▶ [Excerpt provided]
All the redirects are defined in terraform/redirects.tf, with a module for each destination URL. Either create a new module if you need to redirect to a new URL, or add a new subdomain to an existing module. See an example module here (take care of replacing the placeholders):

module "redirect_<IDENTIFIER>" {
  source = "./modules/subdomain-redirect"
  providers = {
    aws       = "aws"
    aws.east1 = "aws.east1"
  }

  to = "<DESTINATION-URL>"
  from = {
    "<SUBDOMAIN-1>" = module.dns.zone_<DOMAIN-1-IDENTIFIER>,
    "<SUBDOMAIN-2>" = module.dns.zone_<DOMAIN-2-IDENTIFIER>,
  }
}

Once you made all the changes you can apply the configuration with:

terraform init
terraform apply

Note that each change is going to take around 15 minutes to deploy, as CloudFront distribution changes are really slow to propagate. Also, it’s normal to see a bunch of resources being recreated when a domain is added or removed from an existing redirect, as the ACM certificate will need to be regenerated.

▶ [Complete the following]
• a. List every angle-bracket placeholder in the example module of the redirect setup instructions above.
• b. According to the redirect setup instructions, roughly how long does each change take to deploy?
• c. Continue the redirect setup instructions from their last sentence.
These rows come from a separate source and are unrelated to the text above.

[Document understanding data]
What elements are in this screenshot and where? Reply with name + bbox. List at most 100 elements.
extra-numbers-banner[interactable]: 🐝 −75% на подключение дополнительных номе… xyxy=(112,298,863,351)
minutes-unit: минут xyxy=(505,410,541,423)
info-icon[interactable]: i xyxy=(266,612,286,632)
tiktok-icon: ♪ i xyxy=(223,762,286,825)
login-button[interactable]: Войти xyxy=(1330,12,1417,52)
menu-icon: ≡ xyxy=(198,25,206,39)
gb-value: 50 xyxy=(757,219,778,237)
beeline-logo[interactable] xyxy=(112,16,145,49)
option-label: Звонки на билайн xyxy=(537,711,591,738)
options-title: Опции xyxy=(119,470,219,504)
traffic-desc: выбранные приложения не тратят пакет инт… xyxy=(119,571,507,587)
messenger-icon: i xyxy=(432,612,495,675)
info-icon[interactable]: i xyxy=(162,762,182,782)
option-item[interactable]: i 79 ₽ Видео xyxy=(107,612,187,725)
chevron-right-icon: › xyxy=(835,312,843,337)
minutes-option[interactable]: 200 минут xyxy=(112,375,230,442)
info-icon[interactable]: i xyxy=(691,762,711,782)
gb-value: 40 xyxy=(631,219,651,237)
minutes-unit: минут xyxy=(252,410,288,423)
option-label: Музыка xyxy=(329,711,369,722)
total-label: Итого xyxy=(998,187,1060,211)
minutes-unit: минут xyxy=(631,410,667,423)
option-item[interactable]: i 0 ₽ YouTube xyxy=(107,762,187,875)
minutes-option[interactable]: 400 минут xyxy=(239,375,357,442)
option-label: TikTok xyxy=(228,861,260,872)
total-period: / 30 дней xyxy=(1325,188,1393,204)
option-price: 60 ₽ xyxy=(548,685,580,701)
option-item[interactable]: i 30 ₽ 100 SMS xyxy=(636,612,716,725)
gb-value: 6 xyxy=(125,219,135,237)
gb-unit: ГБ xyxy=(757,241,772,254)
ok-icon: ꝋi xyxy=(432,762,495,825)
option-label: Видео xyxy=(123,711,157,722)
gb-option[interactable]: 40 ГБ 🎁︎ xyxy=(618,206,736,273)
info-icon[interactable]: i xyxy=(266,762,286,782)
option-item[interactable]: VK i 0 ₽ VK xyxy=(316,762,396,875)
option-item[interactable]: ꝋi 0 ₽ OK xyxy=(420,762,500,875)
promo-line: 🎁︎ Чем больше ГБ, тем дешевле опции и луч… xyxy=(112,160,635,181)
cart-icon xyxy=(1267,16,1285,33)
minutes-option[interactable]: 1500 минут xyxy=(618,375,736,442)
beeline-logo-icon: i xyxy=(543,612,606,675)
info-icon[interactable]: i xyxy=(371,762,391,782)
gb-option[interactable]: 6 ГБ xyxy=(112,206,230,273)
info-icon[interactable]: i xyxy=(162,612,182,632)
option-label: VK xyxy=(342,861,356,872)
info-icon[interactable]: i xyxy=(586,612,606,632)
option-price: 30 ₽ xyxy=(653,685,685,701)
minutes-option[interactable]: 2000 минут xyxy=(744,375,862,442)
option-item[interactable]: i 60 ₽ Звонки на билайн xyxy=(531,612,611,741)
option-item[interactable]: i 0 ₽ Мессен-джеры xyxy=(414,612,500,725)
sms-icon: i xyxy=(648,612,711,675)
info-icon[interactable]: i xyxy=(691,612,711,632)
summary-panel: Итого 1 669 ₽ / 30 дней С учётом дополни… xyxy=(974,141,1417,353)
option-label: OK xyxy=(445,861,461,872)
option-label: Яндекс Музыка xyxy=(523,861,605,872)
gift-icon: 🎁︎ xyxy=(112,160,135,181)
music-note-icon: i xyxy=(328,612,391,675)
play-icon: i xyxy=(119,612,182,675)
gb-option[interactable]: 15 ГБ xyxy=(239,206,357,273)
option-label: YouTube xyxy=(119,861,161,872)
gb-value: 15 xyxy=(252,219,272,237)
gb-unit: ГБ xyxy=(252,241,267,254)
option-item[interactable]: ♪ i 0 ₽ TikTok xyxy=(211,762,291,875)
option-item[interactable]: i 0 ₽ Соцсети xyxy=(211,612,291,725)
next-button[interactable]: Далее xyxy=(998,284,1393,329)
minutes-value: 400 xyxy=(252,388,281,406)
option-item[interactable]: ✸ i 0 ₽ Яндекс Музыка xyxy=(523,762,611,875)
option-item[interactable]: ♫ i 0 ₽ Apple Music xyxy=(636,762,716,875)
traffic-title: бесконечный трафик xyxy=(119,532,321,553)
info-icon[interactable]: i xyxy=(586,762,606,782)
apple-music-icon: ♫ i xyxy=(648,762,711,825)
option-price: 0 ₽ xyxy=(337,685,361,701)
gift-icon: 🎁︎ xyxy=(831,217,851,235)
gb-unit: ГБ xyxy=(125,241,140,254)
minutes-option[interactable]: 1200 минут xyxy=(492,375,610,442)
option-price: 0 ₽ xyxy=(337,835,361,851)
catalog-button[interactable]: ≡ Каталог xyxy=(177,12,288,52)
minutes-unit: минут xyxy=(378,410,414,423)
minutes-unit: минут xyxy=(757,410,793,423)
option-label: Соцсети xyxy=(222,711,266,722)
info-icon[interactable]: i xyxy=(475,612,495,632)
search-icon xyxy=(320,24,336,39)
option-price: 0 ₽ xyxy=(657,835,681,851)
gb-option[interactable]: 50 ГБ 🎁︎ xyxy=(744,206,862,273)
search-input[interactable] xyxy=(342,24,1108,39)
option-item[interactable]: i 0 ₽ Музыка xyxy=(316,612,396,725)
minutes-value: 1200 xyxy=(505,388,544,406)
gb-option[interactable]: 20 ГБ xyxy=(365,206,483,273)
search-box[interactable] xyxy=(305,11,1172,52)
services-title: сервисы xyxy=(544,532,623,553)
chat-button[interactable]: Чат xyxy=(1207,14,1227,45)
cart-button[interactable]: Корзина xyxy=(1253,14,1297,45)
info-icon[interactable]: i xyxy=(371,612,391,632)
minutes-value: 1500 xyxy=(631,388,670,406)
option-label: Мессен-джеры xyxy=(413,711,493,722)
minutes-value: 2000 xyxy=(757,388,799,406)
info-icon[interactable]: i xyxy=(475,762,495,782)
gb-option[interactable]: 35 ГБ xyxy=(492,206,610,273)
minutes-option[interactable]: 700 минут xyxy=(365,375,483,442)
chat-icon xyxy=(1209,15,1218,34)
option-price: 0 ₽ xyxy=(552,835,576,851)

▶ [Answers to the problems]
• a. <IDENTIFIER>, <DESTINATION-URL>, <SUBDOMAIN-1>, <DOMAIN-1-IDENTIFIER>, <SUBDOMAIN-2>, <DOMAIN-2-IDENTIFIER>

• b. Around 15 minutes.

• c.
Transferring domain names to Rust

These are the steps a member of the infrastructure team needs to take to transfer a domain name to the Rust project’s registrar:

  1. Ask inside the infrastructure team if this is a domain name the project wants to own. In some more complicated cases this will need to be escalated to the Leadership Council.

  2. If the domain name doesn’t already use AWS Route 53 as its nameserver, ask the current owner of the domain a list of all the DNS records that will need to be migrated. Then, add all the records to a new hosted zone on Route 53 before the transfer of the domain. See the section below on transferring DNS for more information on this step.

  3. Ask the current owner to unlock the domain name for transfer, and get the transfer code from them. The transfer code is key to transferring the domain, so avoid receiving it on public communication platforms.

  4. Go to the Transfer Domain section of AWS Route 53 and enter the domain name. If it doesn’t give an error (which should detail which steps are missing) enter the transfer code you received earlier, and choose to use an existing Route 53 hosted zone (it should auto-complete the right one). Until the Rust Foundation is up, use Pietro’s details as the domain contacts. Finally review everything and complete the transfer process.

  5. Tell the current owner to wait for an email from their registrar, which will ask to click on a link to confirm the domain name transfer.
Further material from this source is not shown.